* **Do this**
Your task is to output the listing word for word, with pictures excluded.

══════

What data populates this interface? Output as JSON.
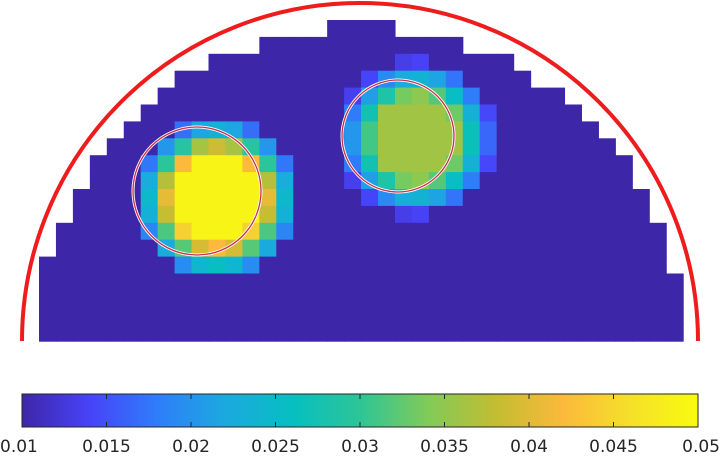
{
  "chart_data": {
    "type": "heatmap",
    "title": "",
    "xlabel": "",
    "ylabel": "",
    "domain": "half-disc",
    "grid_size": {
      "cols": 38,
      "rows": 19
    },
    "background_value": 0.01,
    "colormap": "parula",
    "colormap_stops": [
      "#3e26a8",
      "#4743f8",
      "#2f7dfa",
      "#1ca9df",
      "#06bfc1",
      "#2ec597",
      "#80cb58",
      "#c2bd32",
      "#fbb93b",
      "#f5e02a",
      "#f9fb0e"
    ],
    "color_range": [
      0.01,
      0.05
    ],
    "colorbar": {
      "orientation": "horizontal",
      "position": "bottom",
      "ticks": [
        0.01,
        0.015,
        0.02,
        0.025,
        0.03,
        0.035,
        0.04,
        0.045,
        0.05
      ],
      "tick_labels": [
        "0.01",
        "0.015",
        "0.02",
        "0.025",
        "0.03",
        "0.035",
        "0.04",
        "0.045",
        "0.05"
      ]
    },
    "inclusions": [
      {
        "name": "",
        "center_cell": [
          10.5,
          10.6
        ],
        "peak_value": 0.049,
        "radius_cells": 3.3
      },
      {
        "name": "",
        "center_cell": [
          22.3,
          7.0
        ],
        "peak_value": 0.036,
        "radius_cells": 3.2
      }
    ],
    "outline": {
      "shape": "semicircle",
      "color": "#ee1c1c"
    },
    "true_inclusion_outlines": {
      "count": 2,
      "shape": "circle",
      "color": "#c8304a"
    }
  }
}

══════

* **Correct output**
What data populates this interface? Output as JSON.
{
  "chart_data": {
    "type": "heatmap",
    "title": "",
    "xlabel": "",
    "ylabel": "",
    "domain": "half-disc",
    "grid_size": {
      "cols": 38,
      "rows": 19
    },
    "background_value": 0.01,
    "colormap": "parula",
    "colormap_stops": [
      "#3e26a8",
      "#4743f8",
      "#2f7dfa",
      "#1ca9df",
      "#06bfc1",
      "#2ec597",
      "#80cb58",
      "#c2bd32",
      "#fbb93b",
      "#f5e02a",
      "#f9fb0e"
    ],
    "color_range": [
      0.01,
      0.05
    ],
    "colorbar": {
      "orientation": "horizontal",
      "position": "bottom",
      "ticks": [
        0.01,
        0.015,
        0.02,
        0.025,
        0.03,
        0.035,
        0.04,
        0.045,
        0.05
      ],
      "tick_labels": [
        "0.01",
        "0.015",
        "0.02",
        "0.025",
        "0.03",
        "0.035",
        "0.04",
        "0.045",
        "0.05"
      ]
    },
    "inclusions": [
      {
        "name": "",
        "center_cell": [
          10.5,
          10.6
        ],
        "peak_value": 0.049,
        "radius_cells": 3.3
      },
      {
        "name": "",
        "center_cell": [
          22.3,
          7.0
        ],
        "peak_value": 0.036,
        "radius_cells": 3.2
      }
    ],
    "outline": {
      "shape": "semicircle",
      "color": "#ee1c1c"
    },
    "true_inclusion_outlines": {
      "count": 2,
      "shape": "circle",
      "color": "#c8304a"
    }
  }
}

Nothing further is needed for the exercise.